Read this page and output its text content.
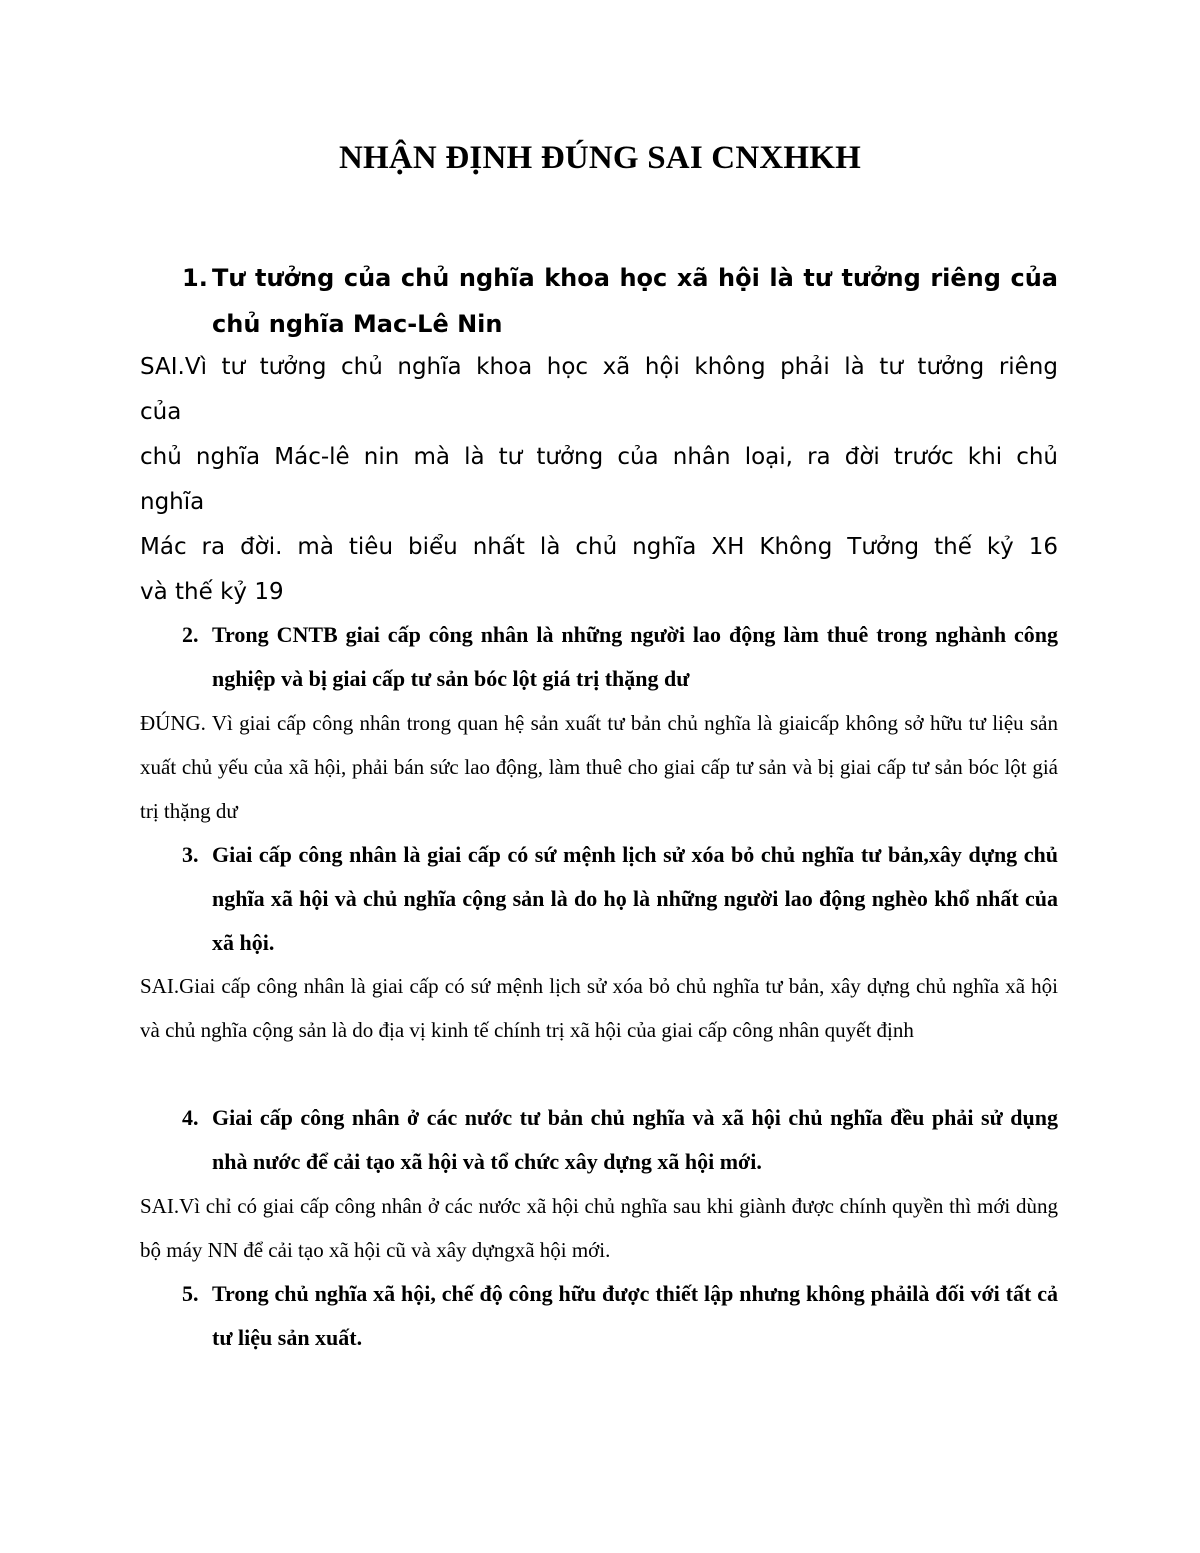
NHẬN ĐỊNH ĐÚNG SAI CNXHKH
1. Tư tưởng của chủ nghĩa khoa học xã hội là tư tưởng riêng của chủ nghĩa Mac-Lê Nin

SAI.Vì tư tưởng chủ nghĩa khoa học xã hội không phải là tư tưởng riêng

của

chủ nghĩa Mác-lê nin mà là tư tưởng của nhân loại, ra đời trước khi chủ

nghĩa

Mác ra đời. mà tiêu biểu nhất là chủ nghĩa XH Không Tưởng thế kỷ 16

và thế kỷ 19

2. Trong CNTB giai cấp công nhân là những người lao động làm thuê trong nghành công nghiệp và bị giai cấp tư sản bóc lột giá trị thặng dư

ĐÚNG. Vì giai cấp công nhân trong quan hệ sản xuất tư bản chủ nghĩa là giaicấp không sở hữu tư liệu sản xuất chủ yếu của xã hội, phải bán sức lao động, làm thuê cho giai cấp tư sản và bị giai cấp tư sản bóc lột giá trị thặng dư

3. Giai cấp công nhân là giai cấp có sứ mệnh lịch sử xóa bỏ chủ nghĩa tư bản,xây dựng chủ nghĩa xã hội và chủ nghĩa cộng sản là do họ là những người lao động nghèo khổ nhất của xã hội.

SAI.Giai cấp công nhân là giai cấp có sứ mệnh lịch sử xóa bỏ chủ nghĩa tư bản, xây dựng chủ nghĩa xã hội và chủ nghĩa cộng sản là do địa vị kinh tế chính trị xã hội của giai cấp công nhân quyết định

4. Giai cấp công nhân ở các nước tư bản chủ nghĩa và xã hội chủ nghĩa đều phải sử dụng nhà nước để cải tạo xã hội và tổ chức xây dựng xã hội mới.

SAI.Vì chỉ có giai cấp công nhân ở các nước xã hội chủ nghĩa sau khi giành được chính quyền thì mới dùng bộ máy NN để cải tạo xã hội cũ và xây dựngxã hội mới.

5. Trong chủ nghĩa xã hội, chế độ công hữu được thiết lập nhưng không phảilà đối với tất cả tư liệu sản xuất.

* * *

*Given task*. Reproduce the material word for word, minus the images.

*Written answer*.
Read this page and output its text content.
NHẬN ĐỊNH ĐÚNG SAI CNXHKH
1. Tư tưởng của chủ nghĩa khoa học xã hội là tư tưởng riêng của chủ nghĩa Mac-Lê Nin

SAI.Vì tư tưởng chủ nghĩa khoa học xã hội không phải là tư tưởng riêng

của

chủ nghĩa Mác-lê nin mà là tư tưởng của nhân loại, ra đời trước khi chủ

nghĩa

Mác ra đời. mà tiêu biểu nhất là chủ nghĩa XH Không Tưởng thế kỷ 16

và thế kỷ 19

2. Trong CNTB giai cấp công nhân là những người lao động làm thuê trong nghành công nghiệp và bị giai cấp tư sản bóc lột giá trị thặng dư

ĐÚNG. Vì giai cấp công nhân trong quan hệ sản xuất tư bản chủ nghĩa là giaicấp không sở hữu tư liệu sản xuất chủ yếu của xã hội, phải bán sức lao động, làm thuê cho giai cấp tư sản và bị giai cấp tư sản bóc lột giá trị thặng dư

3. Giai cấp công nhân là giai cấp có sứ mệnh lịch sử xóa bỏ chủ nghĩa tư bản,xây dựng chủ nghĩa xã hội và chủ nghĩa cộng sản là do họ là những người lao động nghèo khổ nhất của xã hội.

SAI.Giai cấp công nhân là giai cấp có sứ mệnh lịch sử xóa bỏ chủ nghĩa tư bản, xây dựng chủ nghĩa xã hội và chủ nghĩa cộng sản là do địa vị kinh tế chính trị xã hội của giai cấp công nhân quyết định

4. Giai cấp công nhân ở các nước tư bản chủ nghĩa và xã hội chủ nghĩa đều phải sử dụng nhà nước để cải tạo xã hội và tổ chức xây dựng xã hội mới.

SAI.Vì chỉ có giai cấp công nhân ở các nước xã hội chủ nghĩa sau khi giành được chính quyền thì mới dùng bộ máy NN để cải tạo xã hội cũ và xây dựngxã hội mới.

5. Trong chủ nghĩa xã hội, chế độ công hữu được thiết lập nhưng không phảilà đối với tất cả tư liệu sản xuất.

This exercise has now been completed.